▸ **Aim**
What follows is a set of records, each of which is to be written out exactly.

▸ **Input**
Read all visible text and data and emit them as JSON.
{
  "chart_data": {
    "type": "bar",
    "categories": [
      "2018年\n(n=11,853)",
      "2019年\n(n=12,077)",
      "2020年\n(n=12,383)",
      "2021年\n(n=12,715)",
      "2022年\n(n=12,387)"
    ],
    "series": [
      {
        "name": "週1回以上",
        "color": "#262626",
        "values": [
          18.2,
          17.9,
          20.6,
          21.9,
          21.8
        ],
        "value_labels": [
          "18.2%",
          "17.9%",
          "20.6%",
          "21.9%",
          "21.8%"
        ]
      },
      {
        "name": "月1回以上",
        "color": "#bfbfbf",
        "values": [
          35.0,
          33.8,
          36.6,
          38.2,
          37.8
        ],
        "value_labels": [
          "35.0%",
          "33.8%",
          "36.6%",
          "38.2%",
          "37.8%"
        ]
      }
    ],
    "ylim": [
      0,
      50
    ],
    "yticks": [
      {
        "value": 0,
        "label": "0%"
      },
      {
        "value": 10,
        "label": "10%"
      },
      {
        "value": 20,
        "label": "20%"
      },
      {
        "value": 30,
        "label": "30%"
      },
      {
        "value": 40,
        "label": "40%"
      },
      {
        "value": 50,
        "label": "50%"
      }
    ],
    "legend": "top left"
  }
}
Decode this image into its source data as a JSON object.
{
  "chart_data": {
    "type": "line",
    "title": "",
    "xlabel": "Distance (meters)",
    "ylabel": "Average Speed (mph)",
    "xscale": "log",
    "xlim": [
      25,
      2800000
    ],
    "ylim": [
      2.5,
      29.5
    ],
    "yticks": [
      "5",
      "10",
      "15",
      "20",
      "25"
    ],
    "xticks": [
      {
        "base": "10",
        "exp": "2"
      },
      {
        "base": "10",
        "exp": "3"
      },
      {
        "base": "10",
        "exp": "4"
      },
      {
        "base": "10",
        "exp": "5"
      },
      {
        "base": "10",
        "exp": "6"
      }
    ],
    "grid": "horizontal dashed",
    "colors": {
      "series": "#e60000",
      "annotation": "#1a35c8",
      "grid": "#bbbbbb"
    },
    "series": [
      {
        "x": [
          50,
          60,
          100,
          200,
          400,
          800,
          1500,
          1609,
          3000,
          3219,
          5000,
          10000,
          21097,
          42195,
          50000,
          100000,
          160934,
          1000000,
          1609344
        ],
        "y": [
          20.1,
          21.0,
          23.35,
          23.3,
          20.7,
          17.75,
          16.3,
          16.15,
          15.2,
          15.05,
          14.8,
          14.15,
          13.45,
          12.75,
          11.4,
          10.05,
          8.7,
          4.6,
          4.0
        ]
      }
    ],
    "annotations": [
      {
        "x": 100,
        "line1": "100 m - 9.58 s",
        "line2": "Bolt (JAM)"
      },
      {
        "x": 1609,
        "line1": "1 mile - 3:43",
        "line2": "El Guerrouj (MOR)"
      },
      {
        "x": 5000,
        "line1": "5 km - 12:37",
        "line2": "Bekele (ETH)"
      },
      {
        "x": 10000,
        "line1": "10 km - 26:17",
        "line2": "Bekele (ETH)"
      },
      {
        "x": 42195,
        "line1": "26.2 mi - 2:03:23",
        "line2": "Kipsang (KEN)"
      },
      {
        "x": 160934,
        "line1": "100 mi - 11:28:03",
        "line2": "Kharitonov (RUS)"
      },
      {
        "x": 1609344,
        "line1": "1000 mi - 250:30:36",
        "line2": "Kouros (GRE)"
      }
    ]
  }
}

▸ **Result of the task**
Read all visible text and data and emit them as JSON.
{
  "chart_data": {
    "type": "bar",
    "categories": [
      "2018年\n(n=11,853)",
      "2019年\n(n=12,077)",
      "2020年\n(n=12,383)",
      "2021年\n(n=12,715)",
      "2022年\n(n=12,387)"
    ],
    "series": [
      {
        "name": "週1回以上",
        "color": "#262626",
        "values": [
          18.2,
          17.9,
          20.6,
          21.9,
          21.8
        ],
        "value_labels": [
          "18.2%",
          "17.9%",
          "20.6%",
          "21.9%",
          "21.8%"
        ]
      },
      {
        "name": "月1回以上",
        "color": "#bfbfbf",
        "values": [
          35.0,
          33.8,
          36.6,
          38.2,
          37.8
        ],
        "value_labels": [
          "35.0%",
          "33.8%",
          "36.6%",
          "38.2%",
          "37.8%"
        ]
      }
    ],
    "ylim": [
      0,
      50
    ],
    "yticks": [
      {
        "value": 0,
        "label": "0%"
      },
      {
        "value": 10,
        "label": "10%"
      },
      {
        "value": 20,
        "label": "20%"
      },
      {
        "value": 30,
        "label": "30%"
      },
      {
        "value": 40,
        "label": "40%"
      },
      {
        "value": 50,
        "label": "50%"
      }
    ],
    "legend": "top left"
  }
}
Decode this image into its source data as a JSON object.
{
  "chart_data": {
    "type": "line",
    "title": "",
    "xlabel": "Distance (meters)",
    "ylabel": "Average Speed (mph)",
    "xscale": "log",
    "xlim": [
      25,
      2800000
    ],
    "ylim": [
      2.5,
      29.5
    ],
    "yticks": [
      "5",
      "10",
      "15",
      "20",
      "25"
    ],
    "xticks": [
      {
        "base": "10",
        "exp": "2"
      },
      {
        "base": "10",
        "exp": "3"
      },
      {
        "base": "10",
        "exp": "4"
      },
      {
        "base": "10",
        "exp": "5"
      },
      {
        "base": "10",
        "exp": "6"
      }
    ],
    "grid": "horizontal dashed",
    "colors": {
      "series": "#e60000",
      "annotation": "#1a35c8",
      "grid": "#bbbbbb"
    },
    "series": [
      {
        "x": [
          50,
          60,
          100,
          200,
          400,
          800,
          1500,
          1609,
          3000,
          3219,
          5000,
          10000,
          21097,
          42195,
          50000,
          100000,
          160934,
          1000000,
          1609344
        ],
        "y": [
          20.1,
          21.0,
          23.35,
          23.3,
          20.7,
          17.75,
          16.3,
          16.15,
          15.2,
          15.05,
          14.8,
          14.15,
          13.45,
          12.75,
          11.4,
          10.05,
          8.7,
          4.6,
          4.0
        ]
      }
    ],
    "annotations": [
      {
        "x": 100,
        "line1": "100 m - 9.58 s",
        "line2": "Bolt (JAM)"
      },
      {
        "x": 1609,
        "line1": "1 mile - 3:43",
        "line2": "El Guerrouj (MOR)"
      },
      {
        "x": 5000,
        "line1": "5 km - 12:37",
        "line2": "Bekele (ETH)"
      },
      {
        "x": 10000,
        "line1": "10 km - 26:17",
        "line2": "Bekele (ETH)"
      },
      {
        "x": 42195,
        "line1": "26.2 mi - 2:03:23",
        "line2": "Kipsang (KEN)"
      },
      {
        "x": 160934,
        "line1": "100 mi - 11:28:03",
        "line2": "Kharitonov (RUS)"
      },
      {
        "x": 1609344,
        "line1": "1000 mi - 250:30:36",
        "line2": "Kouros (GRE)"
      }
    ]
  }
}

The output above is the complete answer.